- JOB
Make an exact copy of the entries, and keep any pictures out of it.

[Extracted data entries]
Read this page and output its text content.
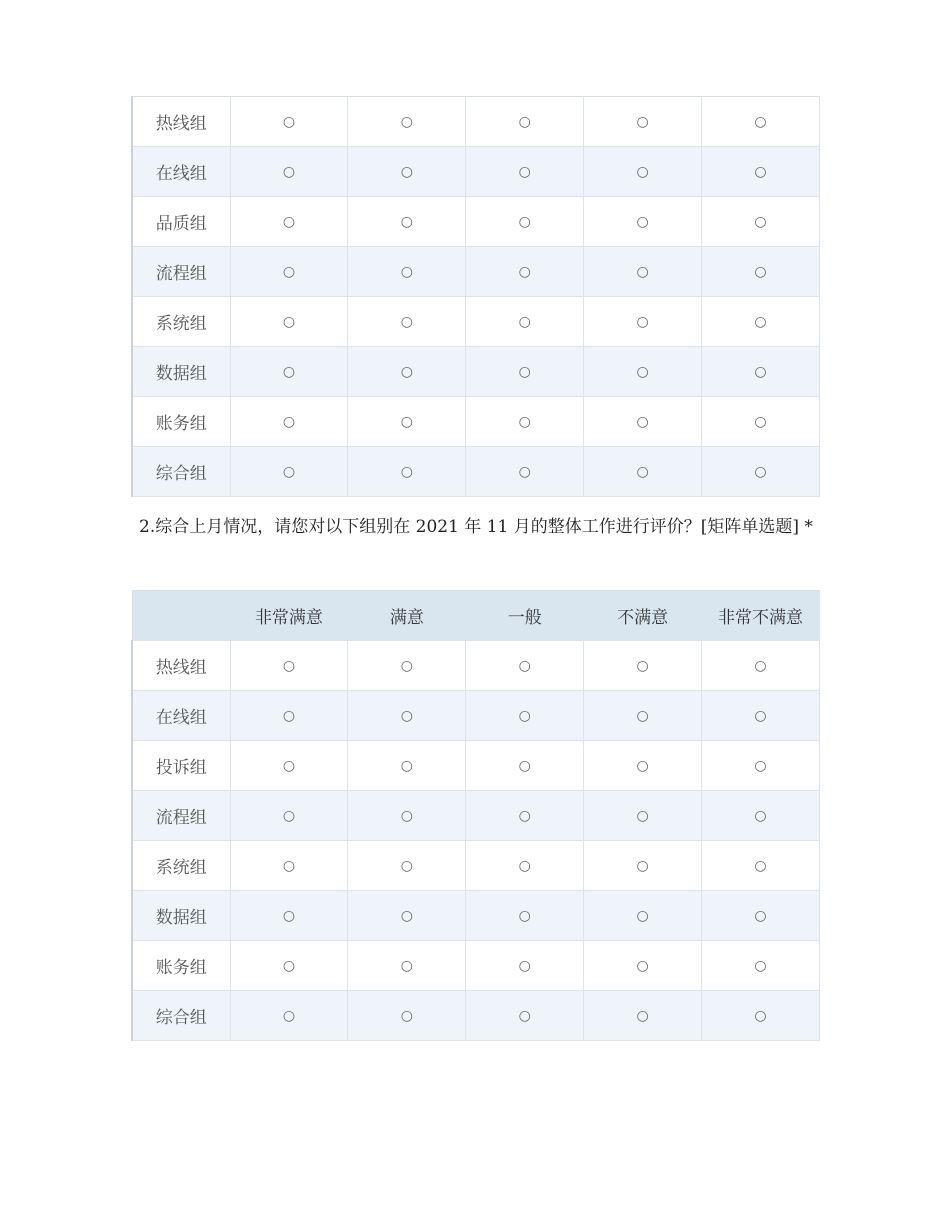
热线组	○	○	○	○	○
在线组	○	○	○	○	○
品质组	○	○	○	○	○
流程组	○	○	○	○	○
系统组	○	○	○	○	○
数据组	○	○	○	○	○
账务组	○	○	○	○	○
综合组	○	○	○	○	○
2.综合上月情况，请您对以下组别在 2021 年 11 月的整体工作进行评价？[矩阵单选题] *
	非常满意	满意	一般	不满意	非常不满意
热线组	○	○	○	○	○
在线组	○	○	○	○	○
投诉组	○	○	○	○	○
流程组	○	○	○	○	○
系统组	○	○	○	○	○
数据组	○	○	○	○	○
账务组	○	○	○	○	○
综合组	○	○	○	○	○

- RESPONSE TO THE EXERCISE
Read this page and output its text content.
热线组	○	○	○	○	○
在线组	○	○	○	○	○
品质组	○	○	○	○	○
流程组	○	○	○	○	○
系统组	○	○	○	○	○
数据组	○	○	○	○	○
账务组	○	○	○	○	○
综合组	○	○	○	○	○
2.综合上月情况，请您对以下组别在 2021 年 11 月的整体工作进行评价？[矩阵单选题] *
	非常满意	满意	一般	不满意	非常不满意
热线组	○	○	○	○	○
在线组	○	○	○	○	○
投诉组	○	○	○	○	○
流程组	○	○	○	○	○
系统组	○	○	○	○	○
数据组	○	○	○	○	○
账务组	○	○	○	○	○
综合组	○	○	○	○	○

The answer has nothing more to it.